• _Task requirements_:
a) In the forum thread about language and computers below, translate the sentence "Now, taken literally, Dave did not answer John's question." into Spanish.
b) Using the forum thread about language and computers below, decide whether each statement agrees with it. Answer yes or no for each, and quote the words that decide it. (i) In the scenario, Dave's reply to John is that Anna is married. (ii) Sorting "the cat sat on the mat" puts the two "the"s next to each other. (iii) The compression algorithm used by "bzip2" works by the sorting method described.
c) Copy the part of the forum thread about language and computers below starting at "It's a bitch, and" and ending at "all singleton matches,...".

• _Document text_:
====



    Sorry about the rant, but like I said, my prof did *not* like the Chomskyan view of linguistics.

    Oh, and as far as the notion of the "language module" goes, it might be premature to call it a module, but there *is* neurophysiological evidence to suggest that humans are physically predisposed towards learning language from birth, so that much at the very least is tenable.

  5. It's actually a new language study by Sycraft-fu · · Score: 3, Insightful

    Called Pragmatics. It can be somewhat oversimplified as saying it's the study of how context affects meaning or as figuring out what we really mean, as opposed to what we say.

    For example, a classical Pragmatics scenario:

    John is interested in a co worker Anna, but is shy and doesn't want to ask her out if she's taken. He asks his friend Dave if he knows if Anna is available to which Dave replies "Anna has two kids."

    Now, taken literally, Dave did not answer John's question. What he literally said is that Anna has at least two children, and presumably exactly two children. That says nothing of her avalibility for dating. However, there's nobody who reads that scenario who doesn't get what Dave actually meant to communicate: That Anna is married, with children.

    So that's a major problem computers hit when trying to really understand natural language. You can write a set of rules that comletely describes all the syntax and grammar. However that doesn't do it, that doesn't get you to meaning, because meaning occurs at a higher level than that. Even when we are speaking literally and directly, there's still a whole lot of context that comes in to play. Since we are quite often at least speaking partially indirectly, it gets to be a real mess.

    Your example is a great one of just how bad it gets between languages. The literal meaning in Japanese was not the same as the intended meaning. So first you need to decode that, however even if you know that, a literal translation of the intended meaning may not come out right in another language. To really translate well you need to be able to decode the intended meaning of a literal phrase, translate that into an approprate meaning in the other language, and then encode that in a phrase that conveys that intended meaning accurately, and in the appropriate way.

    It's a bitch, and not something computers are even near capable of.

  6. Re:O(n^n^n...)????? by psmears · · Score: 3, Insightful

    If you take just a single string [of length n] and rotate it against itself in a search for matches, then you've got to do n^2 byte comparisons just to find all singleton matches,...

    No you don't :-)

    If you want to find all singleton matches, it's enough to sort the string into ascending order (order n.log(n)), and then scan through for adjacent matches (order n). For example, sorting "the cat sat on the mat" gives "cat mat on sat the the"—where the two "the"s are now adjacent and so easily discovered.

    For finding longer matches the sorting method still works, except that you sort fragments of the sentence rather than individual words. Clearly there is more work involved, but (depending on exactly what you're counting) there are still order n.log(n) comparisons to be performed.

    This means that searching for substring matches can be performed relatively efficiently. I don't know about how the language-learning algorithm works, but you may be interested to know that the compression algorithm used by "bzip2" works in exactly this way (google for "Burrows-Wheeler transform" for more details!)

====

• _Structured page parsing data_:
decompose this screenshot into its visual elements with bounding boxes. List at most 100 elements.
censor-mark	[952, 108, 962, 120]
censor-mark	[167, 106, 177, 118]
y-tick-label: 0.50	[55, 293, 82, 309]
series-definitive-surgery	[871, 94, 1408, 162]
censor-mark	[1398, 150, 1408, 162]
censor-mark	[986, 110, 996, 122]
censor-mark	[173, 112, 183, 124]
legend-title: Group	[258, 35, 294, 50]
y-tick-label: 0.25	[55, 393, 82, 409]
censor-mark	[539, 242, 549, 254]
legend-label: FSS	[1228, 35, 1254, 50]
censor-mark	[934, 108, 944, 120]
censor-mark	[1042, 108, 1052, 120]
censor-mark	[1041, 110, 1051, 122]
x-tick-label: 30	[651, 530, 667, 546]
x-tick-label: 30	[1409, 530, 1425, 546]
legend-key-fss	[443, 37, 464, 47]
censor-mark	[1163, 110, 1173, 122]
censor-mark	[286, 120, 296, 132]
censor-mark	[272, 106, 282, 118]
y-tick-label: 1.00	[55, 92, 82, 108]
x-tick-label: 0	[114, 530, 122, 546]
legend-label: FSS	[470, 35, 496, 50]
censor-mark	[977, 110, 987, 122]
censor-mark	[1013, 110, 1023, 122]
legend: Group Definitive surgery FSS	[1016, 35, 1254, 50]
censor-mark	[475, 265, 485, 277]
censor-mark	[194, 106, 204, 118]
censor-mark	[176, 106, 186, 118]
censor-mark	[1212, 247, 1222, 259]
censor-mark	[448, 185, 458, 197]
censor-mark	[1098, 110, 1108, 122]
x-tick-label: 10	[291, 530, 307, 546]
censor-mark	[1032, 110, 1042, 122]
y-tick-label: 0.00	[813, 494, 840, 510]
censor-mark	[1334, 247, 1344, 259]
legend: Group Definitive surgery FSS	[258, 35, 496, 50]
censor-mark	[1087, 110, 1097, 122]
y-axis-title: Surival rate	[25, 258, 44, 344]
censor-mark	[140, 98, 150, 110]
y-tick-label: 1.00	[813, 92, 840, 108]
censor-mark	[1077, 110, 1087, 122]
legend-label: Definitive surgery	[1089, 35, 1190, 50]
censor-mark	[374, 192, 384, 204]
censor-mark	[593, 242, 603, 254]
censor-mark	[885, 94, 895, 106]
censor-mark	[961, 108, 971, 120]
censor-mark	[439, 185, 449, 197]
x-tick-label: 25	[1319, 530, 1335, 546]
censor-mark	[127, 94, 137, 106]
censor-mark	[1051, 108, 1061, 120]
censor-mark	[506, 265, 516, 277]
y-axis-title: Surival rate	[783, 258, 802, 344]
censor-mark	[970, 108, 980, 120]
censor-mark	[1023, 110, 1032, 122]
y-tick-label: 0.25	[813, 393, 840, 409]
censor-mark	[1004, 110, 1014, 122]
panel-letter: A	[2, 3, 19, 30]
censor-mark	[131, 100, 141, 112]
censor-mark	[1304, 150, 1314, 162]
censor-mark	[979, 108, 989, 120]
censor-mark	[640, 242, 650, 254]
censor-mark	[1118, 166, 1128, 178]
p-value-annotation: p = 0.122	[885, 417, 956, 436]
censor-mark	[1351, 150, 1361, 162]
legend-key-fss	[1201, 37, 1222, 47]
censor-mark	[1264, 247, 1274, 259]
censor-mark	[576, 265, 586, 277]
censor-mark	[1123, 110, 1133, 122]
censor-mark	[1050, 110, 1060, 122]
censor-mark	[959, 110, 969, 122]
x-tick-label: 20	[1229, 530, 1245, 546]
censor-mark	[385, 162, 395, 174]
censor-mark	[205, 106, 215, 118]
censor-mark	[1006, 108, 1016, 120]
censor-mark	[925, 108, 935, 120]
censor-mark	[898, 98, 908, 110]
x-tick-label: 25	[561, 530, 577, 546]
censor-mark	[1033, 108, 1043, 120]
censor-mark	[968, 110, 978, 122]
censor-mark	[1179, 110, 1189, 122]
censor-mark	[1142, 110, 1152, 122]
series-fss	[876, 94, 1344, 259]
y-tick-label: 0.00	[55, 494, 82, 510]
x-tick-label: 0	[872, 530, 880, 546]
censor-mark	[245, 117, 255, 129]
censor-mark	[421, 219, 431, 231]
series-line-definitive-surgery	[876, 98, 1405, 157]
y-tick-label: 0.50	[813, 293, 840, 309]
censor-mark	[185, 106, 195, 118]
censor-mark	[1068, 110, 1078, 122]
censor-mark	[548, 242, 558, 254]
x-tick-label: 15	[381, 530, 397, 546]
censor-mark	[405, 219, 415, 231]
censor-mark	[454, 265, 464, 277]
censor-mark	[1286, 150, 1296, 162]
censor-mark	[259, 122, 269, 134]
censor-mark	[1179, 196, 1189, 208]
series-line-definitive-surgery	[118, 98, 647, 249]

====

• _Task solutions_:
a) Ahora bien, tomado literalmente, Dave no respondió la pregunta de John.

b)
(i) No: Dave replies "Anna has two kids."
(ii) Yes: "sorting "the cat sat on the mat" gives "cat mat on sat the the"—where the two "the"s are now adjacent and so easily discovered."
(iii) Yes: "the compression algorithm used by "bzip2" works in exactly this way"

c)
It's a bitch, and not something computers are even near capable of.

  6. Re:O(n^n^n...)????? by psmears · · Score: 3, Insightful

    If you take just a single string [of length n] and rotate it against itself in a search for matches, then you've got to do n^2 byte comparisons just to find all singleton matches,...